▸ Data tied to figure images
____

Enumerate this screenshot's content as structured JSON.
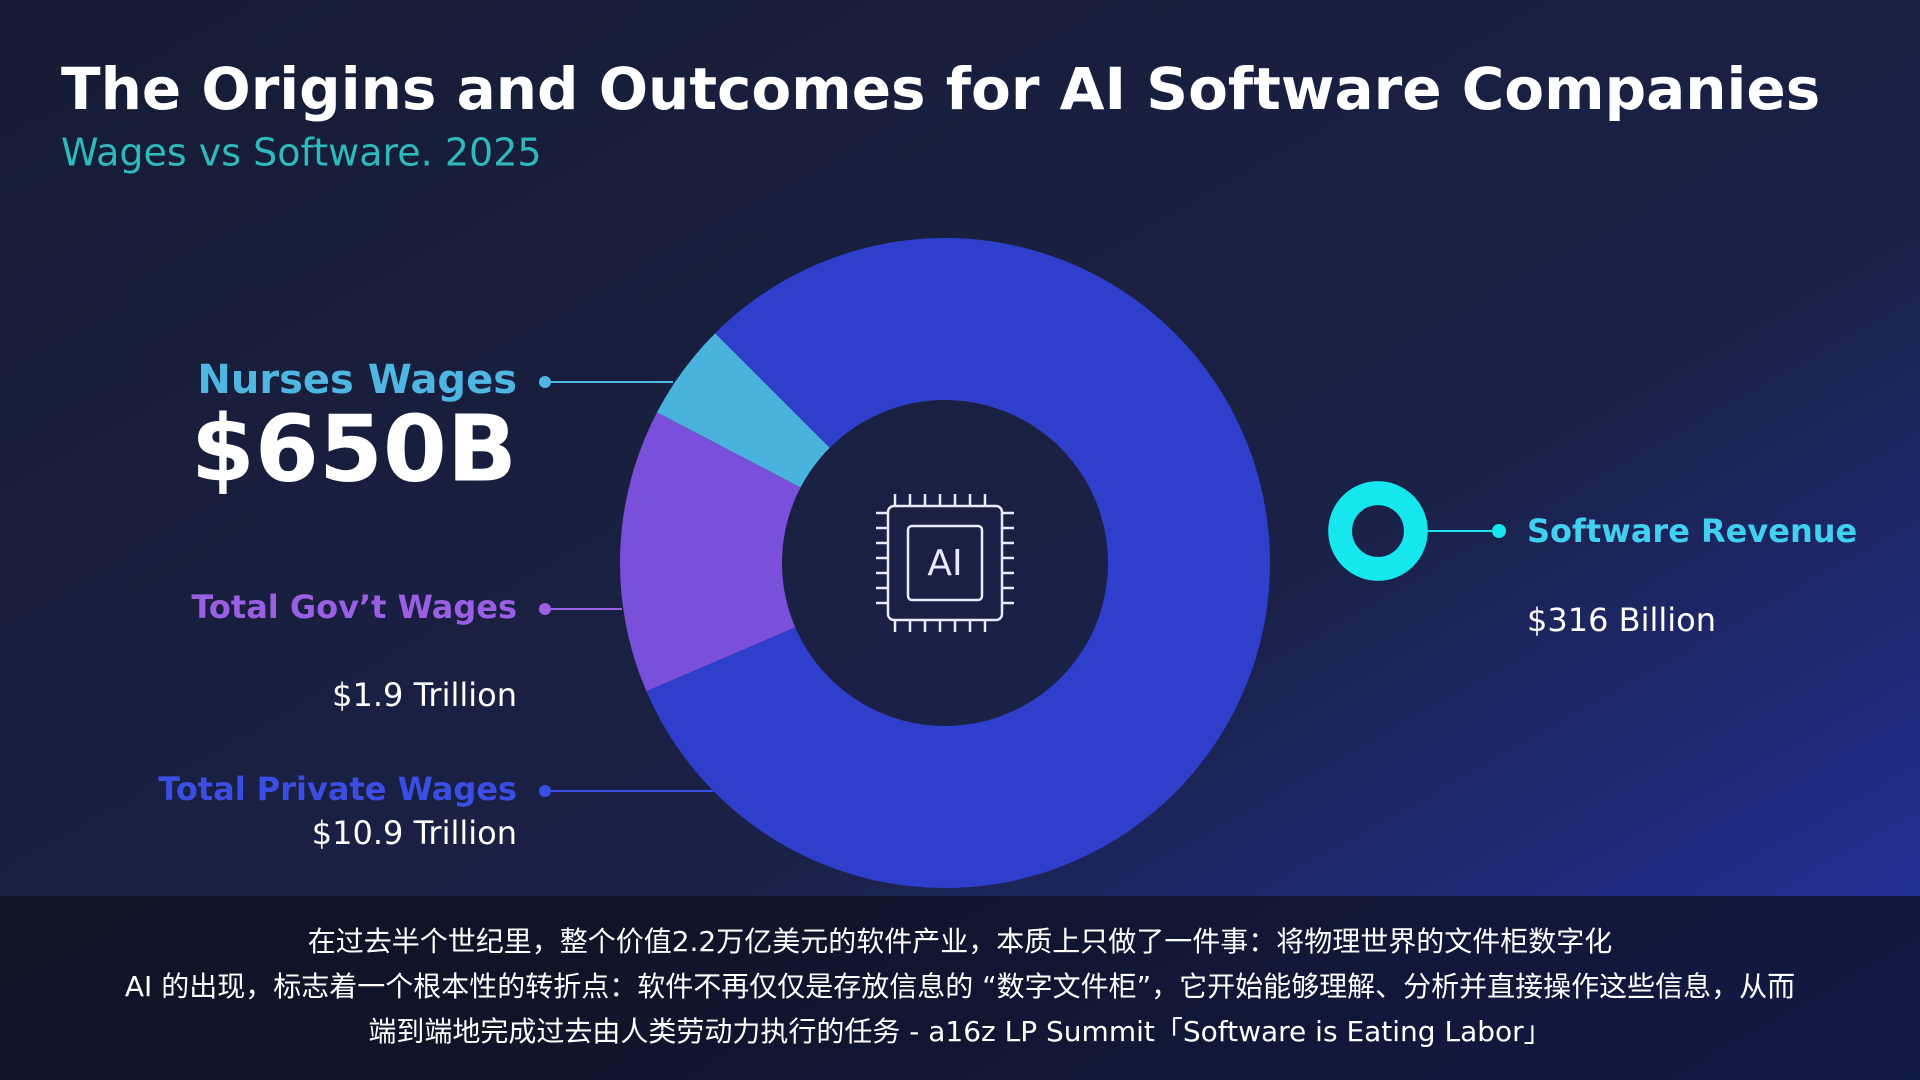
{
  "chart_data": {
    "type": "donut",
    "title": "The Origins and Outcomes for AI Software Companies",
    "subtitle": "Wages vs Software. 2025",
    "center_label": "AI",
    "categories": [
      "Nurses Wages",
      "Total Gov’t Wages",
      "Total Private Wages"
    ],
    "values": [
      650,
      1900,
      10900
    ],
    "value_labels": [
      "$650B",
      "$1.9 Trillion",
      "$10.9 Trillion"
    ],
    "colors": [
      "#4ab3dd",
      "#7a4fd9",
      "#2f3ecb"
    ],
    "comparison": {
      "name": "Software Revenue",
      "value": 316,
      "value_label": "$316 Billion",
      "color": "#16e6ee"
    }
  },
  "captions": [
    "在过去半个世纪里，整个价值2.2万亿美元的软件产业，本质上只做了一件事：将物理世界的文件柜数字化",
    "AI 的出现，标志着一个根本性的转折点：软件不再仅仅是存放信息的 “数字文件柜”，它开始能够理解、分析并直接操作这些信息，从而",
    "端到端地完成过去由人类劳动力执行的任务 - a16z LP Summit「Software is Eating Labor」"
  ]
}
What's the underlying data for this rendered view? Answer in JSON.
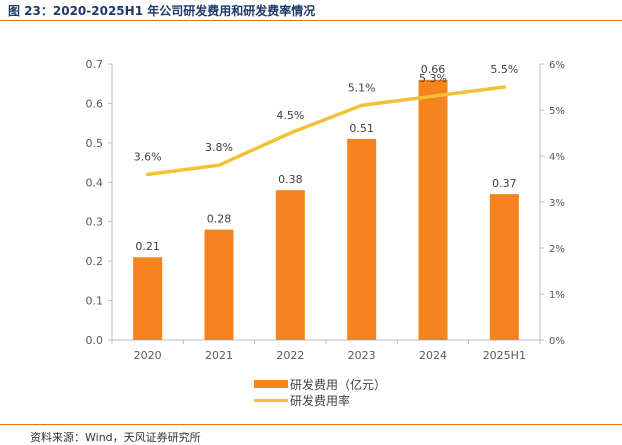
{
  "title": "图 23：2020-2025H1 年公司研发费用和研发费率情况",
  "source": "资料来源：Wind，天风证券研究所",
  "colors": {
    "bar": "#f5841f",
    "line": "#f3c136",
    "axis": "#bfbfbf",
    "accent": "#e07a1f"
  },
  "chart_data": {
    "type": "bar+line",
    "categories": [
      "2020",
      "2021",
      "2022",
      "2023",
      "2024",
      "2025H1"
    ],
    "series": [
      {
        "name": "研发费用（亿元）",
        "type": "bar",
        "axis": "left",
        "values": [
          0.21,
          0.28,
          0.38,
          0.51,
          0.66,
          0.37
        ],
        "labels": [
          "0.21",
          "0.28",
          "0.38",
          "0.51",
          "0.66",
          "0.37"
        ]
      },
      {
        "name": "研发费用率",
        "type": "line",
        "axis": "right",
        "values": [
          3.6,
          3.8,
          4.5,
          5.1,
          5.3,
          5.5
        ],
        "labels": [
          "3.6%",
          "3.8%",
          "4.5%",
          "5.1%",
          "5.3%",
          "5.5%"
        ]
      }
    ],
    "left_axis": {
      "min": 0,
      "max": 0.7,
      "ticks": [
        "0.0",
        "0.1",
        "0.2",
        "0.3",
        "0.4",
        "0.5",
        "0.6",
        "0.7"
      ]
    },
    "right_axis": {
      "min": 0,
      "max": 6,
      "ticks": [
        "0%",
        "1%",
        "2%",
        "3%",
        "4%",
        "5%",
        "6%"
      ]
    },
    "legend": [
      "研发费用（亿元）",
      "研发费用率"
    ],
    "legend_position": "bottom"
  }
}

____

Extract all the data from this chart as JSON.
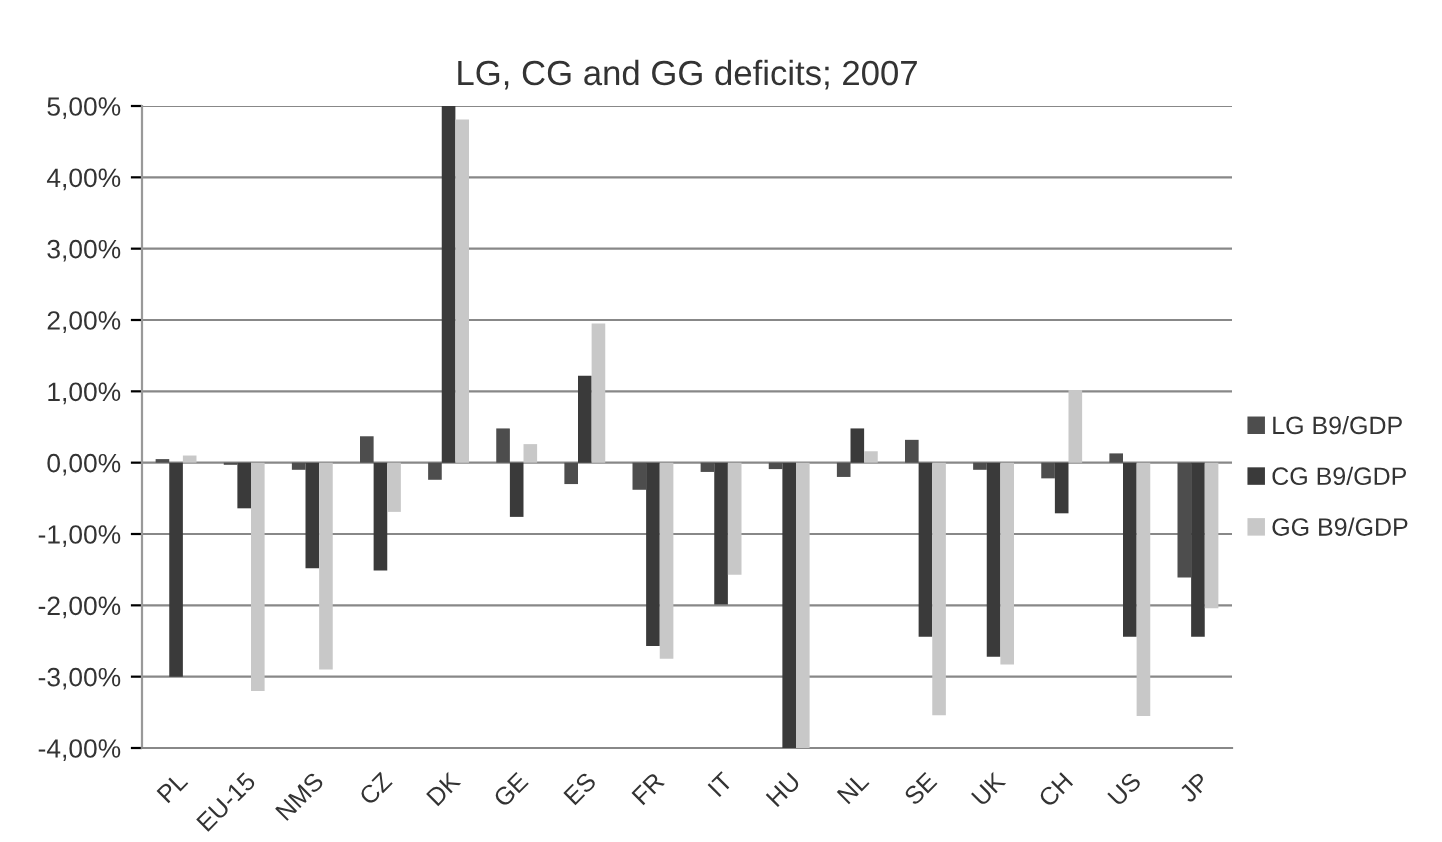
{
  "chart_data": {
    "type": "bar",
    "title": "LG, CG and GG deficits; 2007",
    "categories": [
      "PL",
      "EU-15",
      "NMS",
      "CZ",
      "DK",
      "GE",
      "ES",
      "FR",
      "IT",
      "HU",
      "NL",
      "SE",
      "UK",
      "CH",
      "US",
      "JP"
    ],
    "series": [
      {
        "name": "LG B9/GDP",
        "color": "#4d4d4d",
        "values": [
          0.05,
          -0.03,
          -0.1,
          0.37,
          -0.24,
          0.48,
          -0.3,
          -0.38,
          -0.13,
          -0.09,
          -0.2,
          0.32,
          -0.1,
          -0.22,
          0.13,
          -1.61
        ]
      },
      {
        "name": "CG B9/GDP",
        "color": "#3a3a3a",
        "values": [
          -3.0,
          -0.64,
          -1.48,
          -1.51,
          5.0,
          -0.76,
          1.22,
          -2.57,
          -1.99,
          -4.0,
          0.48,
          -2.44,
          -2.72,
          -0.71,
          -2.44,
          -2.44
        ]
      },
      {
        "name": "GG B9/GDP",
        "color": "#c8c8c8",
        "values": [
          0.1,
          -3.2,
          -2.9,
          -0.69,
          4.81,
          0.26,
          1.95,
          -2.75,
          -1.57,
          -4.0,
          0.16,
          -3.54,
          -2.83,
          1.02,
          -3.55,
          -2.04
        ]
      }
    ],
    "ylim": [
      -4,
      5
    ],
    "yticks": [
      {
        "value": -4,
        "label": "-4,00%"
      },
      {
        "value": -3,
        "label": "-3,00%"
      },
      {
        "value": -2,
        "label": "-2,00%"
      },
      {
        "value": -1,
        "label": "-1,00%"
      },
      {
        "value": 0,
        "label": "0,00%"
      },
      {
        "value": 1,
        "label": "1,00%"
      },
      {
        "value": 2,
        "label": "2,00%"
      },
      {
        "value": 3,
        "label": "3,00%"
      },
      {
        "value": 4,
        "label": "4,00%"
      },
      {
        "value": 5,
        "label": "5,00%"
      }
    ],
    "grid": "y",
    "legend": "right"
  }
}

____

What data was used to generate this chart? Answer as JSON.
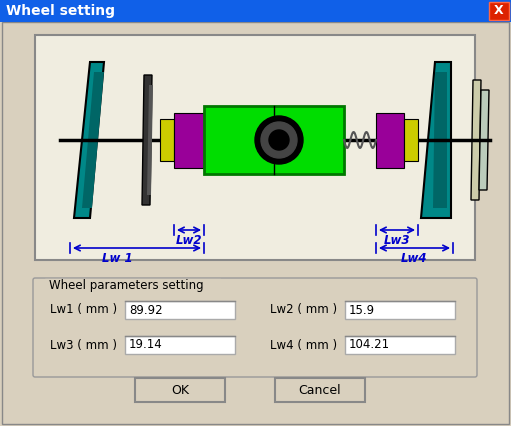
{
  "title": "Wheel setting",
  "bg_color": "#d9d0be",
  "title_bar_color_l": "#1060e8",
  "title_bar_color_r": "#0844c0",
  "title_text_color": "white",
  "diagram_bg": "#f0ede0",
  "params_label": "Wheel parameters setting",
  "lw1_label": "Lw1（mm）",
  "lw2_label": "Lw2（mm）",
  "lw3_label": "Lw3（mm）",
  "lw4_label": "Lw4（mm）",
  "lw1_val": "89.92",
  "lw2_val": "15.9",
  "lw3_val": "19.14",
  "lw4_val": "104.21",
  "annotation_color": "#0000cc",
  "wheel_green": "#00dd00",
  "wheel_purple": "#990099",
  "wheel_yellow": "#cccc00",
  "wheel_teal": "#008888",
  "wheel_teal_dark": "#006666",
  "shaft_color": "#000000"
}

____

▸ Short task
Only a number is expected here: the count of lines in the listing that hold the string "What".

▸ The response
2